Excerpts from a figure dataset
········
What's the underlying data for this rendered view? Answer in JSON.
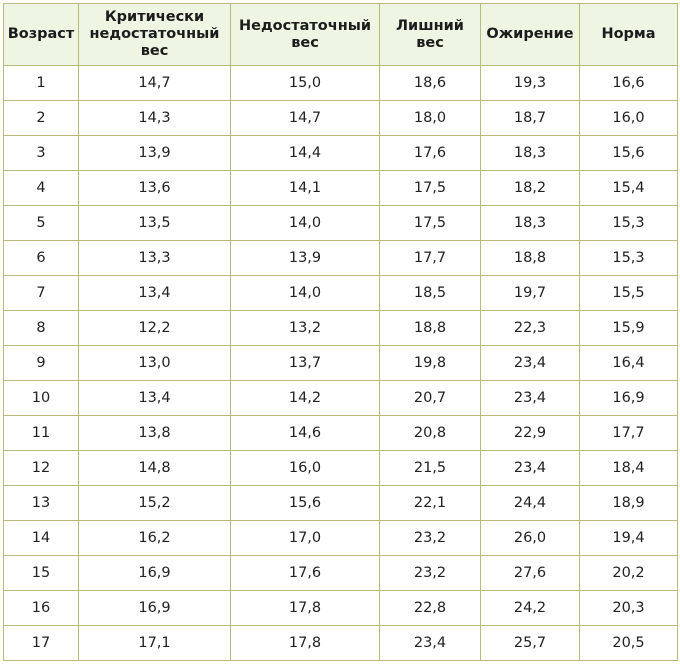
{
  "table": {
    "headers": [
      [
        "Возраст"
      ],
      [
        "Критически",
        "недостаточный",
        "вес"
      ],
      [
        "Недостаточный",
        "вес"
      ],
      [
        "Лишний",
        "вес"
      ],
      [
        "Ожирение"
      ],
      [
        "Норма"
      ]
    ],
    "rows": [
      [
        "1",
        "14,7",
        "15,0",
        "18,6",
        "19,3",
        "16,6"
      ],
      [
        "2",
        "14,3",
        "14,7",
        "18,0",
        "18,7",
        "16,0"
      ],
      [
        "3",
        "13,9",
        "14,4",
        "17,6",
        "18,3",
        "15,6"
      ],
      [
        "4",
        "13,6",
        "14,1",
        "17,5",
        "18,2",
        "15,4"
      ],
      [
        "5",
        "13,5",
        "14,0",
        "17,5",
        "18,3",
        "15,3"
      ],
      [
        "6",
        "13,3",
        "13,9",
        "17,7",
        "18,8",
        "15,3"
      ],
      [
        "7",
        "13,4",
        "14,0",
        "18,5",
        "19,7",
        "15,5"
      ],
      [
        "8",
        "12,2",
        "13,2",
        "18,8",
        "22,3",
        "15,9"
      ],
      [
        "9",
        "13,0",
        "13,7",
        "19,8",
        "23,4",
        "16,4"
      ],
      [
        "10",
        "13,4",
        "14,2",
        "20,7",
        "23,4",
        "16,9"
      ],
      [
        "11",
        "13,8",
        "14,6",
        "20,8",
        "22,9",
        "17,7"
      ],
      [
        "12",
        "14,8",
        "16,0",
        "21,5",
        "23,4",
        "18,4"
      ],
      [
        "13",
        "15,2",
        "15,6",
        "22,1",
        "24,4",
        "18,9"
      ],
      [
        "14",
        "16,2",
        "17,0",
        "23,2",
        "26,0",
        "19,4"
      ],
      [
        "15",
        "16,9",
        "17,6",
        "23,2",
        "27,6",
        "20,2"
      ],
      [
        "16",
        "16,9",
        "17,8",
        "22,8",
        "24,2",
        "20,3"
      ],
      [
        "17",
        "17,1",
        "17,8",
        "23,4",
        "25,7",
        "20,5"
      ]
    ]
  },
  "colors": {
    "header_background": "#eef5e2",
    "border": "#b9b97a",
    "text": "#222222"
  }
}
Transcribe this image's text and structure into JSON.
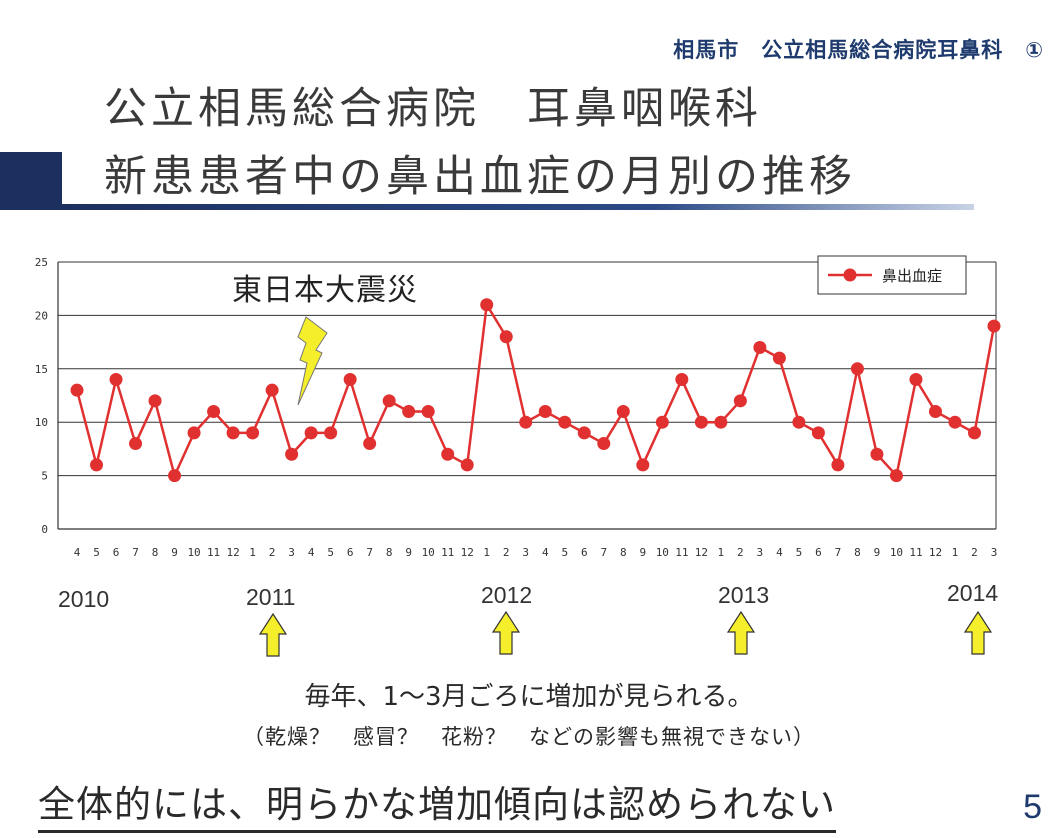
{
  "header": {
    "tag": "相馬市　公立相馬総合病院耳鼻科　①",
    "title_line1": "公立相馬総合病院　耳鼻咽喉科",
    "title_line2": "新患患者中の鼻出血症の月別の推移"
  },
  "chart_data": {
    "type": "line",
    "categories": [
      "4",
      "5",
      "6",
      "7",
      "8",
      "9",
      "10",
      "11",
      "12",
      "1",
      "2",
      "3",
      "4",
      "5",
      "6",
      "7",
      "8",
      "9",
      "10",
      "11",
      "12",
      "1",
      "2",
      "3",
      "4",
      "5",
      "6",
      "7",
      "8",
      "9",
      "10",
      "11",
      "12",
      "1",
      "2",
      "3",
      "4",
      "5",
      "6",
      "7",
      "8",
      "9",
      "10",
      "11",
      "12",
      "1",
      "2",
      "3"
    ],
    "series": [
      {
        "name": "鼻出血症",
        "color": "#e03030",
        "values": [
          13,
          6,
          14,
          8,
          12,
          5,
          9,
          11,
          9,
          9,
          13,
          7,
          9,
          9,
          14,
          8,
          12,
          11,
          11,
          7,
          6,
          21,
          18,
          10,
          11,
          10,
          9,
          8,
          11,
          6,
          10,
          14,
          10,
          10,
          12,
          17,
          16,
          10,
          9,
          6,
          15,
          7,
          5,
          14,
          11,
          10,
          9,
          19
        ]
      }
    ],
    "ylim": [
      0,
      25
    ],
    "yticks": [
      "0",
      "5",
      "10",
      "15",
      "20",
      "25"
    ],
    "grid": true,
    "legend": "top-right",
    "annotation": "東日本大震災",
    "annotation_icon": "lightning-icon",
    "annotation_color": "#f5ee2a"
  },
  "years": [
    "2010",
    "2011",
    "2012",
    "2013",
    "2014"
  ],
  "arrow_color": "#f5ee2a",
  "notes": {
    "line1": "毎年、1～3月ごろに増加が見られる。",
    "line2": "（乾燥？　感冒？　花粉？　などの影響も無視できない）"
  },
  "conclusion": "全体的には、明らかな増加傾向は認められない",
  "page_number": "5"
}
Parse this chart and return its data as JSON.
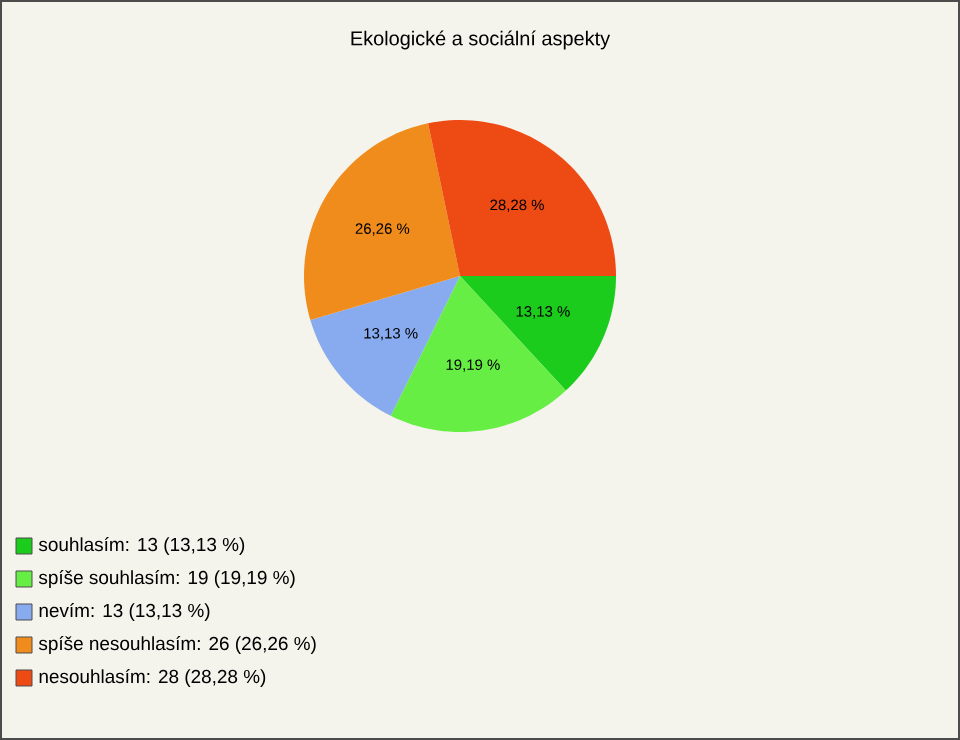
{
  "chart_data": {
    "type": "pie",
    "title": "Ekologické a sociální aspekty",
    "categories": [
      "souhlasím: 13 (13,13 %)",
      "spíše souhlasím: 19 (19,19 %)",
      "nevím: 13 (13,13 %)",
      "spíše nesouhlasím: 26 (26,26 %)",
      "nesouhlasím: 28 (28,28 %)"
    ],
    "values": [
      13.13,
      19.19,
      13.13,
      26.26,
      28.28
    ],
    "colors": [
      "#1ccc1c",
      "#66ee44",
      "#88aaee",
      "#f08c1c",
      "#ee4a14"
    ],
    "value_labels": [
      "13,13 %",
      "19,19 %",
      "13,13 %",
      "26,26 %",
      "28,28 %"
    ],
    "legend": "bottom"
  }
}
········
Return every line holding the word "JSON" from the records.

▶ _Solution to this task_
What's the underlying data for this rendered view? Answer in JSON.
Transcribe this image's text and structure into JSON.
Parse this chart and return its data as JSON.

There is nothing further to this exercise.